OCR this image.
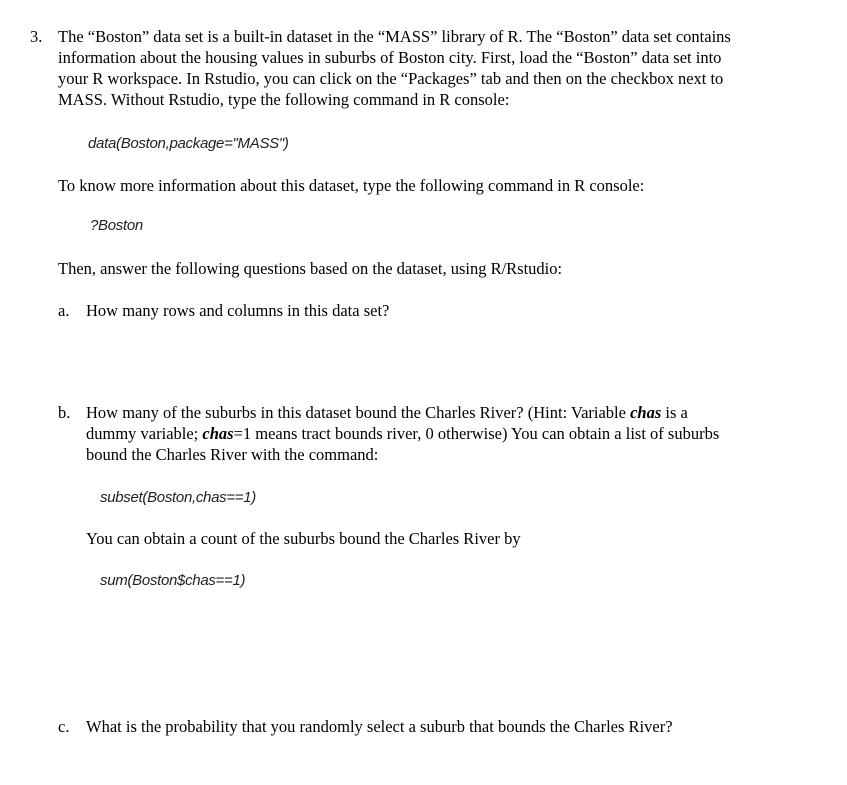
3. The “Boston” data set is a built-in dataset in the “MASS” library of R. The “Boston” data set contains
information about the housing values in suburbs of Boston city. First, load the “Boston” data set into
your R workspace. In Rstudio, you can click on the “Packages” tab and then on the checkbox next to
MASS. Without Rstudio, type the following command in R console:
data(Boston,package="MASS")
To know more information about this dataset, type the following command in R console:
?Boston
Then, answer the following questions based on the dataset, using R/Rstudio:
a. How many rows and columns in this data set?
b. How many of the suburbs in this dataset bound the Charles River? (Hint: Variable chas is a
dummy variable; chas=1 means tract bounds river, 0 otherwise) You can obtain a list of suburbs
bound the Charles River with the command:
subset(Boston,chas==1)
You can obtain a count of the suburbs bound the Charles River by
sum(Boston$chas==1)
c. What is the probability that you randomly select a suburb that bounds the Charles River?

--*--

Repeat all the records above exactly, leaving out any pictures.

* [FULL RESPONSE]:
OCR this image.
3. The “Boston” data set is a built-in dataset in the “MASS” library of R. The “Boston” data set contains
information about the housing values in suburbs of Boston city. First, load the “Boston” data set into
your R workspace. In Rstudio, you can click on the “Packages” tab and then on the checkbox next to
MASS. Without Rstudio, type the following command in R console:
data(Boston,package="MASS")
To know more information about this dataset, type the following command in R console:
?Boston
Then, answer the following questions based on the dataset, using R/Rstudio:
a. How many rows and columns in this data set?
b. How many of the suburbs in this dataset bound the Charles River? (Hint: Variable chas is a
dummy variable; chas=1 means tract bounds river, 0 otherwise) You can obtain a list of suburbs
bound the Charles River with the command:
subset(Boston,chas==1)
You can obtain a count of the suburbs bound the Charles River by
sum(Boston$chas==1)
c. What is the probability that you randomly select a suburb that bounds the Charles River?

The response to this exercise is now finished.